_Trecho da fonte_.
Análises

Licenciamento ambiental e sua importância para a proteção do meio ambiente e da sociedade

Uma análise sobre o recente caso da praia do Pepê na Barra da Tijuca, no Rio de Janeiro

Antonio Marcos Barreto ·
20 de abril de 2023 · 1 anos atrás

Tem chamado muita a atenção dos cariocas, de políticos, especialistas e de organizações da sociedade civil (ONGs), a solicitação feita à Justiça pelo Ministério Público Federal (MPF) no dia 03 de abril para a paralisação imediata das obras que a Associação Carioca de Windsurf (ACW) está realizando na faixa de areia da praia do Pepê, na cidade do Rio de Janeiro (RJ). 

De acordo com o MPF, foi emitida uma licença da obra que autorizava apenas a construção de um depósito de equipamentos no subsolo do calçadão da orla e, de forma alguma, teria sido autorizada a ocupação da faixa de areia, considerada como área de preservação permanente (APP) pelo Código Florestal brasileiro. Sendo que este tipo de intervenção deveria ter sido licenciada por uma autoridade ambiental, prevendo seus possíveis impactos ambientais negativos e impondo as medidas de controle ambientais necessárias para a sua mitigação e para a compensação dos impactos irreversíveis.

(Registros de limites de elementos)
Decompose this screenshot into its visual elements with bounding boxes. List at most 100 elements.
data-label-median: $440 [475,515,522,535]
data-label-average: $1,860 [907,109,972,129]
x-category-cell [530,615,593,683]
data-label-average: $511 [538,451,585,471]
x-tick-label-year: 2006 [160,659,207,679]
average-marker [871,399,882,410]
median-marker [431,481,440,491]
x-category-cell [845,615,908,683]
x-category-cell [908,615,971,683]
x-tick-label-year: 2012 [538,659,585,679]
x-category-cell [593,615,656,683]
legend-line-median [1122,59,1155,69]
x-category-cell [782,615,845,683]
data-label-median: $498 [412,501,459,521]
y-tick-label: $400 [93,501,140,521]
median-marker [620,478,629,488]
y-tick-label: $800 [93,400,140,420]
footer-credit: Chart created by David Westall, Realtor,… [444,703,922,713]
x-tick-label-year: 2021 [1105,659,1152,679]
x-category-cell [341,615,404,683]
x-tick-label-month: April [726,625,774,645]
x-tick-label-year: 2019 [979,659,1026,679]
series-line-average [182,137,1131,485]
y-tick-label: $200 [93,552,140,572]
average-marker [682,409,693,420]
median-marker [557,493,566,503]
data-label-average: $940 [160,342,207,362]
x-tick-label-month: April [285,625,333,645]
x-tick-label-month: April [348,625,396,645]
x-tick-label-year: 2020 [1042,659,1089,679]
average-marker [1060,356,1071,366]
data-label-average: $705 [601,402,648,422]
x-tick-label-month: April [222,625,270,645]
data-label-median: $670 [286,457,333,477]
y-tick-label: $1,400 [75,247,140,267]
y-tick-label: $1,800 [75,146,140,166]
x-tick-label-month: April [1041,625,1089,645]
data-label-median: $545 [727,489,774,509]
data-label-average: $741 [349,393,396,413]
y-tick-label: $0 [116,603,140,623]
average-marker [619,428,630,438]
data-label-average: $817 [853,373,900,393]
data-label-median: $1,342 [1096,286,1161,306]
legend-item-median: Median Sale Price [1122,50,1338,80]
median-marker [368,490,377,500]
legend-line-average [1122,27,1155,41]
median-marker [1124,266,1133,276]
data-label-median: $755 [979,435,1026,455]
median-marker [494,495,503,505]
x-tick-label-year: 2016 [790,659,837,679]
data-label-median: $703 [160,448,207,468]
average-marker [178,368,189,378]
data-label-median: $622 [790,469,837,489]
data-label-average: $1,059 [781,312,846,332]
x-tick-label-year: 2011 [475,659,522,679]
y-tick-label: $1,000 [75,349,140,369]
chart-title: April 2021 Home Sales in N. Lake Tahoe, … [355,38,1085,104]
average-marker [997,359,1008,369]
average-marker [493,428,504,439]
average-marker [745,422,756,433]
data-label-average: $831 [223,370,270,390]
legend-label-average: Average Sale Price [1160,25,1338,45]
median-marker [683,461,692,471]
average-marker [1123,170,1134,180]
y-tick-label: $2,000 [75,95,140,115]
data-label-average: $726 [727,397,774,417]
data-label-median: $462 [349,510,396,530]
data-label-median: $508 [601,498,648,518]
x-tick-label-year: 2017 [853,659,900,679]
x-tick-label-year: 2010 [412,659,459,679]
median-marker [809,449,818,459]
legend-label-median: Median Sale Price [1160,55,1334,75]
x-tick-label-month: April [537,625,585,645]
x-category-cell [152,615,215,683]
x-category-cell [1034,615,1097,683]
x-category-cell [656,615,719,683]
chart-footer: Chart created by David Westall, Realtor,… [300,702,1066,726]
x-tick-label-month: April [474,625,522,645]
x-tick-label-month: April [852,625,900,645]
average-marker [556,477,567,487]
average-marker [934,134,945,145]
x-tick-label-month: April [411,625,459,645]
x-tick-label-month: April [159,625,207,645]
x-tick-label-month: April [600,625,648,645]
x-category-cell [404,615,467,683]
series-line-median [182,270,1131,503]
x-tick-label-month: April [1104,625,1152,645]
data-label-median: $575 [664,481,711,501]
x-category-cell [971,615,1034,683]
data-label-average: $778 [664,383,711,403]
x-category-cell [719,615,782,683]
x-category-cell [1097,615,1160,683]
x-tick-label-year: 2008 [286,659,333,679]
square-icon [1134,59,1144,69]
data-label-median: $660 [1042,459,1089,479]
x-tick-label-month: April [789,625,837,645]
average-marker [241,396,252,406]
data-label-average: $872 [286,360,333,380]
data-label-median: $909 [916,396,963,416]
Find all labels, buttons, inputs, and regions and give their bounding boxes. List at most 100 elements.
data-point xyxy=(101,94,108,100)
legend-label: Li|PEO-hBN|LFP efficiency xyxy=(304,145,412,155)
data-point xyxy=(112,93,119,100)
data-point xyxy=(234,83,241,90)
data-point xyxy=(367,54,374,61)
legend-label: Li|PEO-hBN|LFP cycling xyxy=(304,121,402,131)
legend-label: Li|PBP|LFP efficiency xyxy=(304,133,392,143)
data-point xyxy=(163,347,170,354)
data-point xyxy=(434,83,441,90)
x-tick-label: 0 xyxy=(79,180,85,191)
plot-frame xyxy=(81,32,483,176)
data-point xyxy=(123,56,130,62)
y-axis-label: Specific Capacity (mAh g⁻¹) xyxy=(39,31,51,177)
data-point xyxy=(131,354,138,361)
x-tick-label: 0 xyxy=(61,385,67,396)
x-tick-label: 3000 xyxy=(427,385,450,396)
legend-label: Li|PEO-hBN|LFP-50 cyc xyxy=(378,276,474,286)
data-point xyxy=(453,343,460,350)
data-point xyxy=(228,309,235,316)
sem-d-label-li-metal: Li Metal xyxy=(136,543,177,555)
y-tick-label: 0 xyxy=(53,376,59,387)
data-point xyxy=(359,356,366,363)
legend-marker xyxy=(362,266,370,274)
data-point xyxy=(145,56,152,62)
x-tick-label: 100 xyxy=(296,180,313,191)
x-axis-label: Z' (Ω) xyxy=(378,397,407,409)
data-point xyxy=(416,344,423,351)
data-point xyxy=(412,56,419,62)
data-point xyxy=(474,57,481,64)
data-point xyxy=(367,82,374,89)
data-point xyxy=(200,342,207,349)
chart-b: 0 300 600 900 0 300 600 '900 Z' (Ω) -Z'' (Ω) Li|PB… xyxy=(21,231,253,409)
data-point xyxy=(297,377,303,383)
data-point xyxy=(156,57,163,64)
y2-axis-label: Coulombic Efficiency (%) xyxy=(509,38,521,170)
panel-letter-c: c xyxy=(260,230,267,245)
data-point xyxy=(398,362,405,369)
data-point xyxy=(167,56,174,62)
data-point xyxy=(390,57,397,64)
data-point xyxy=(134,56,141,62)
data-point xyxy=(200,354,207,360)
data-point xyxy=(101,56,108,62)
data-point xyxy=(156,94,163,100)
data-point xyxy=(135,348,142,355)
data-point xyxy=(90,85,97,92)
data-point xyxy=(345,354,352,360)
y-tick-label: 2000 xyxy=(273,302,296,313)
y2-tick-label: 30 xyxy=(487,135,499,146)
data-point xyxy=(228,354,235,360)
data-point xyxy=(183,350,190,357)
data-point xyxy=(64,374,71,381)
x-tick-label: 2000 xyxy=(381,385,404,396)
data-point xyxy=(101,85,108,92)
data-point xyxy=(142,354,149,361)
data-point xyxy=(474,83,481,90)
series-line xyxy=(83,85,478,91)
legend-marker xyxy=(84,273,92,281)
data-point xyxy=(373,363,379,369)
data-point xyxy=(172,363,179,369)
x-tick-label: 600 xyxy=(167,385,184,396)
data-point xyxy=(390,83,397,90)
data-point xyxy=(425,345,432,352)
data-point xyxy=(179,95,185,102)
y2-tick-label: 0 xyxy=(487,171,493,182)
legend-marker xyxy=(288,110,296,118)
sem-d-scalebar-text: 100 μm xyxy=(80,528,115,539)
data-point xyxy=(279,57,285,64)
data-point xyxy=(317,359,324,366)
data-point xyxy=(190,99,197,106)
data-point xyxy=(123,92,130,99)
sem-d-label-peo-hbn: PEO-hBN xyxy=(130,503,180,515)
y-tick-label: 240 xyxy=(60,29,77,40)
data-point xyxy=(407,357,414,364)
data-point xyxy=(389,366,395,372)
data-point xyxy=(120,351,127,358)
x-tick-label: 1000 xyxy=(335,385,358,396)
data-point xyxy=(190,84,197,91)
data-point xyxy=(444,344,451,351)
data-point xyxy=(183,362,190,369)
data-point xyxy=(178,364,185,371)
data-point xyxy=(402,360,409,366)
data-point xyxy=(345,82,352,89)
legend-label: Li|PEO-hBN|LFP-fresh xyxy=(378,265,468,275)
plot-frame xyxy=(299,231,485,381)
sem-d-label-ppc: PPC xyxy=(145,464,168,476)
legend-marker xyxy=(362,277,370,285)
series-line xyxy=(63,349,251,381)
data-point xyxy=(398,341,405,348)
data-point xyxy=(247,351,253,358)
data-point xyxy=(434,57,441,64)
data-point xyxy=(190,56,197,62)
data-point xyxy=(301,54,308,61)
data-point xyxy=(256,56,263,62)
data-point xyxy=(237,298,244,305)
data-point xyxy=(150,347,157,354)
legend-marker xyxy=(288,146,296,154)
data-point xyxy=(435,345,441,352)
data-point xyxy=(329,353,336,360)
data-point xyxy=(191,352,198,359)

_Conjunto de tarefas_.
**a.** Disponha em forma de lista numerada as linhas da listagem que vão do início dela até a linha que contém "data-label-average: $511 [538,451,585,471]", incluindo as duas extremidades e omitindo as linhas em branco.
**b.** Retome o texto sobre o licenciamento ambiental das obras na praia do Pepê e dê continuidade a ele a partir do ponto em que termina.

_Respostas dos exercícios_.
**a.**
1. Decompose this screenshot into its visual elements with bounding boxes. List at most 100 elements.
2. data-label-median: $440 [475,515,522,535]
3. data-label-average: $1,860 [907,109,972,129]
4. x-category-cell [530,615,593,683]
5. data-label-average: $511 [538,451,585,471]

**b.**
Neste sentido, o Licenciamento Ambiental passa a ser considerado a última fronteira de proteção ao meio ambiente e à sociedade, sendo este um dos mais importantes instrumentos da Política Nacional de Meio Ambiente brasileira estabelecida pela Lei Federal 6.938 de 1981. Esta lei determina que qualquer construção, instalação, ampliação ou funcionamento de estabelecimentos e atividades utilizadores de recursos ambientais, efetiva ou potencialmente poluidores ou capazes, sob qualquer forma de causar degradação ambiental, dependerão de prévio licenciamento ambiental. 

O licenciamento ambiental é um procedimento administrativo, no qual as autoridades ambientais Federal, Estaduais e Municipais concedem dentro de suas competências, e com seu poder de polícia administrativa, uma autorização para a execução de atividades e operações que de alguma forma utilizam ou interferem nos recursos ambientais. Este procedimento, que é de suma importância, passa a depender de estudos ambientais prévios, elaborados por equipe técnica multidisciplinar, e cujo resultados irão subsidiar os analistas dos órgãos ambientais para o estabelecimento das medidas de controle de poluição e degradação ambiental. 

Desta forma, há de se considerar que até que se prove o contrário o uso e a ocupação do prisma praial ou da areia da praia, com o possível impedimento da regeneração das espécies de restinga e fixadoras de dunas e com o impacto direto sobre a paisagem e a fauna nativa, deve ser considerada uma atividade potencialmente poluidora e degradadora, e, portanto, dependente de prévio licenciamento ambiental – e não somente de uma licença de obras.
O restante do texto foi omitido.